# [TASK DETAILS]
Write the material out again exactly.

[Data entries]
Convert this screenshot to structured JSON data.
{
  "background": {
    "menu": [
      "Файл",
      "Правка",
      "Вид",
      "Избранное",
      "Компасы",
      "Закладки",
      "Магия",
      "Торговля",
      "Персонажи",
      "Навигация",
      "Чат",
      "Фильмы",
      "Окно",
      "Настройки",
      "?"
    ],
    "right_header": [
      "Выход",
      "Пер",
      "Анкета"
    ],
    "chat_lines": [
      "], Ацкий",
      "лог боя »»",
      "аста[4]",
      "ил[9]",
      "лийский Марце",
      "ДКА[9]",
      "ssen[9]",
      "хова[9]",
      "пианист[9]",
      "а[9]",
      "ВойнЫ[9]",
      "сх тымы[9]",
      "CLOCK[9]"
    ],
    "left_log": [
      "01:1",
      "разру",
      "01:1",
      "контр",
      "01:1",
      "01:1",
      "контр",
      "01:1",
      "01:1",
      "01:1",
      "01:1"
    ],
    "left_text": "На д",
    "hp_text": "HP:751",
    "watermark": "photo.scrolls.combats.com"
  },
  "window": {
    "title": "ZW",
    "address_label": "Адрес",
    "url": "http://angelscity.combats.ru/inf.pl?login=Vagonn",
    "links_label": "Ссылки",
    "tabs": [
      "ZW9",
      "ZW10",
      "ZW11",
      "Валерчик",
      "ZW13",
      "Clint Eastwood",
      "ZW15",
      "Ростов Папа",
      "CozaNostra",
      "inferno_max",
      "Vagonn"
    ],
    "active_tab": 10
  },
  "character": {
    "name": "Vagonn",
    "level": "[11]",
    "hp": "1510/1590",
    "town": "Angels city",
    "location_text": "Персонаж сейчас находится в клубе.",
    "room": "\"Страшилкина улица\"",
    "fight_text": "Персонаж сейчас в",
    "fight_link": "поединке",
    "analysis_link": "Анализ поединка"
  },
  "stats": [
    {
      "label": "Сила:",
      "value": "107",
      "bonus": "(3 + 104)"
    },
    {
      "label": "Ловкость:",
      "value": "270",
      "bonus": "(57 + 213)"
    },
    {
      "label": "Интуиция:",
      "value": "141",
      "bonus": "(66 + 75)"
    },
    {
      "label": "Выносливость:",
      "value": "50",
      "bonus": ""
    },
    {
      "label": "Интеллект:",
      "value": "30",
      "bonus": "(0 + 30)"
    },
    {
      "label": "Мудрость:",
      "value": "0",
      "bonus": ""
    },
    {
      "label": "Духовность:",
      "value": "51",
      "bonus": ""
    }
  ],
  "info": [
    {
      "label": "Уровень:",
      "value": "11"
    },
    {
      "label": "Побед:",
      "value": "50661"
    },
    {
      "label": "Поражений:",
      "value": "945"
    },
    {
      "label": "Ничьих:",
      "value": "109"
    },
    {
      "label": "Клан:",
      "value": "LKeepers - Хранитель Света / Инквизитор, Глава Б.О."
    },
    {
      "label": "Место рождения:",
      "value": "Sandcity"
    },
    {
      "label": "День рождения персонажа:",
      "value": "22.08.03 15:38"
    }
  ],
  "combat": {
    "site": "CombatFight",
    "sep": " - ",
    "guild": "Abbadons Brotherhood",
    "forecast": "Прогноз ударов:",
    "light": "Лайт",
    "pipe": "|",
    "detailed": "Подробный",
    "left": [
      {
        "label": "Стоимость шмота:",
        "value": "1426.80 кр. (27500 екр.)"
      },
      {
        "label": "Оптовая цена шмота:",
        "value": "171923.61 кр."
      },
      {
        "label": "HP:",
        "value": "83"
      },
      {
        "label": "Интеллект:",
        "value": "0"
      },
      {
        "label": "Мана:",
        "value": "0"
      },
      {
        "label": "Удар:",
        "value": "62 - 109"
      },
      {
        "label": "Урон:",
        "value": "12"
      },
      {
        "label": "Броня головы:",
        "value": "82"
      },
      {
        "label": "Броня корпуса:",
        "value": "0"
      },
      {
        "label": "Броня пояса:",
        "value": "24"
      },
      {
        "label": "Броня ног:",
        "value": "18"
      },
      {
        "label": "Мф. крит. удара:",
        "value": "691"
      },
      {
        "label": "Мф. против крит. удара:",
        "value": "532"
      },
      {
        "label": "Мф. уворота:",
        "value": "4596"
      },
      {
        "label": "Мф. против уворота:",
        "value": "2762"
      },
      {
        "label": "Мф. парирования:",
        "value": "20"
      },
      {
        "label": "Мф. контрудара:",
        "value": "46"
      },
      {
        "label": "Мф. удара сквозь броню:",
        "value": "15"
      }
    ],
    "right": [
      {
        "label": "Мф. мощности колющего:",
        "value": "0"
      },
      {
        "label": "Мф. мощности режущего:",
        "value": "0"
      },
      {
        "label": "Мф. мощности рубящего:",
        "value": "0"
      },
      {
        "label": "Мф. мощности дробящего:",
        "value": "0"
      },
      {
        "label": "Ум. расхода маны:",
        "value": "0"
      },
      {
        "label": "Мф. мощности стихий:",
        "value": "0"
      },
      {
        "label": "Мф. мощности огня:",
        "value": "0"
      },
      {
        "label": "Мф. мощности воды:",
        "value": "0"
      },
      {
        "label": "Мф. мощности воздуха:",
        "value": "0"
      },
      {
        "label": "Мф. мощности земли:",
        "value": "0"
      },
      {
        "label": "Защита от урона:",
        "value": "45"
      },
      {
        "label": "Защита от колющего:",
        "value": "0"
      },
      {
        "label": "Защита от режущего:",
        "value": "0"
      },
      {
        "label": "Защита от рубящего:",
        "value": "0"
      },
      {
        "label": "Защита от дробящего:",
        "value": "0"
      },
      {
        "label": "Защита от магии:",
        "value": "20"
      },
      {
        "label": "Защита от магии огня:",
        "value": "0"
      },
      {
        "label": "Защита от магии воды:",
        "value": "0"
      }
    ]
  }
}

# [RESULT BELOW]
Convert this screenshot to structured JSON data.
{
  "background": {
    "menu": [
      "Файл",
      "Правка",
      "Вид",
      "Избранное",
      "Компасы",
      "Закладки",
      "Магия",
      "Торговля",
      "Персонажи",
      "Навигация",
      "Чат",
      "Фильмы",
      "Окно",
      "Настройки",
      "?"
    ],
    "right_header": [
      "Выход",
      "Пер",
      "Анкета"
    ],
    "chat_lines": [
      "], Ацкий",
      "лог боя »»",
      "аста[4]",
      "ил[9]",
      "лийский Марце",
      "ДКА[9]",
      "ssen[9]",
      "хова[9]",
      "пианист[9]",
      "а[9]",
      "ВойнЫ[9]",
      "сх тымы[9]",
      "CLOCK[9]"
    ],
    "left_log": [
      "01:1",
      "разру",
      "01:1",
      "контр",
      "01:1",
      "01:1",
      "контр",
      "01:1",
      "01:1",
      "01:1",
      "01:1"
    ],
    "left_text": "На д",
    "hp_text": "HP:751",
    "watermark": "photo.scrolls.combats.com"
  },
  "window": {
    "title": "ZW",
    "address_label": "Адрес",
    "url": "http://angelscity.combats.ru/inf.pl?login=Vagonn",
    "links_label": "Ссылки",
    "tabs": [
      "ZW9",
      "ZW10",
      "ZW11",
      "Валерчик",
      "ZW13",
      "Clint Eastwood",
      "ZW15",
      "Ростов Папа",
      "CozaNostra",
      "inferno_max",
      "Vagonn"
    ],
    "active_tab": 10
  },
  "character": {
    "name": "Vagonn",
    "level": "[11]",
    "hp": "1510/1590",
    "town": "Angels city",
    "location_text": "Персонаж сейчас находится в клубе.",
    "room": "\"Страшилкина улица\"",
    "fight_text": "Персонаж сейчас в",
    "fight_link": "поединке",
    "analysis_link": "Анализ поединка"
  },
  "stats": [
    {
      "label": "Сила:",
      "value": "107",
      "bonus": "(3 + 104)"
    },
    {
      "label": "Ловкость:",
      "value": "270",
      "bonus": "(57 + 213)"
    },
    {
      "label": "Интуиция:",
      "value": "141",
      "bonus": "(66 + 75)"
    },
    {
      "label": "Выносливость:",
      "value": "50",
      "bonus": ""
    },
    {
      "label": "Интеллект:",
      "value": "30",
      "bonus": "(0 + 30)"
    },
    {
      "label": "Мудрость:",
      "value": "0",
      "bonus": ""
    },
    {
      "label": "Духовность:",
      "value": "51",
      "bonus": ""
    }
  ],
  "info": [
    {
      "label": "Уровень:",
      "value": "11"
    },
    {
      "label": "Побед:",
      "value": "50661"
    },
    {
      "label": "Поражений:",
      "value": "945"
    },
    {
      "label": "Ничьих:",
      "value": "109"
    },
    {
      "label": "Клан:",
      "value": "LKeepers - Хранитель Света / Инквизитор, Глава Б.О."
    },
    {
      "label": "Место рождения:",
      "value": "Sandcity"
    },
    {
      "label": "День рождения персонажа:",
      "value": "22.08.03 15:38"
    }
  ],
  "combat": {
    "site": "CombatFight",
    "sep": " - ",
    "guild": "Abbadons Brotherhood",
    "forecast": "Прогноз ударов:",
    "light": "Лайт",
    "pipe": "|",
    "detailed": "Подробный",
    "left": [
      {
        "label": "Стоимость шмота:",
        "value": "1426.80 кр. (27500 екр.)"
      },
      {
        "label": "Оптовая цена шмота:",
        "value": "171923.61 кр."
      },
      {
        "label": "HP:",
        "value": "83"
      },
      {
        "label": "Интеллект:",
        "value": "0"
      },
      {
        "label": "Мана:",
        "value": "0"
      },
      {
        "label": "Удар:",
        "value": "62 - 109"
      },
      {
        "label": "Урон:",
        "value": "12"
      },
      {
        "label": "Броня головы:",
        "value": "82"
      },
      {
        "label": "Броня корпуса:",
        "value": "0"
      },
      {
        "label": "Броня пояса:",
        "value": "24"
      },
      {
        "label": "Броня ног:",
        "value": "18"
      },
      {
        "label": "Мф. крит. удара:",
        "value": "691"
      },
      {
        "label": "Мф. против крит. удара:",
        "value": "532"
      },
      {
        "label": "Мф. уворота:",
        "value": "4596"
      },
      {
        "label": "Мф. против уворота:",
        "value": "2762"
      },
      {
        "label": "Мф. парирования:",
        "value": "20"
      },
      {
        "label": "Мф. контрудара:",
        "value": "46"
      },
      {
        "label": "Мф. удара сквозь броню:",
        "value": "15"
      }
    ],
    "right": [
      {
        "label": "Мф. мощности колющего:",
        "value": "0"
      },
      {
        "label": "Мф. мощности режущего:",
        "value": "0"
      },
      {
        "label": "Мф. мощности рубящего:",
        "value": "0"
      },
      {
        "label": "Мф. мощности дробящего:",
        "value": "0"
      },
      {
        "label": "Ум. расхода маны:",
        "value": "0"
      },
      {
        "label": "Мф. мощности стихий:",
        "value": "0"
      },
      {
        "label": "Мф. мощности огня:",
        "value": "0"
      },
      {
        "label": "Мф. мощности воды:",
        "value": "0"
      },
      {
        "label": "Мф. мощности воздуха:",
        "value": "0"
      },
      {
        "label": "Мф. мощности земли:",
        "value": "0"
      },
      {
        "label": "Защита от урона:",
        "value": "45"
      },
      {
        "label": "Защита от колющего:",
        "value": "0"
      },
      {
        "label": "Защита от режущего:",
        "value": "0"
      },
      {
        "label": "Защита от рубящего:",
        "value": "0"
      },
      {
        "label": "Защита от дробящего:",
        "value": "0"
      },
      {
        "label": "Защита от магии:",
        "value": "20"
      },
      {
        "label": "Защита от магии огня:",
        "value": "0"
      },
      {
        "label": "Защита от магии воды:",
        "value": "0"
      }
    ]
  }
}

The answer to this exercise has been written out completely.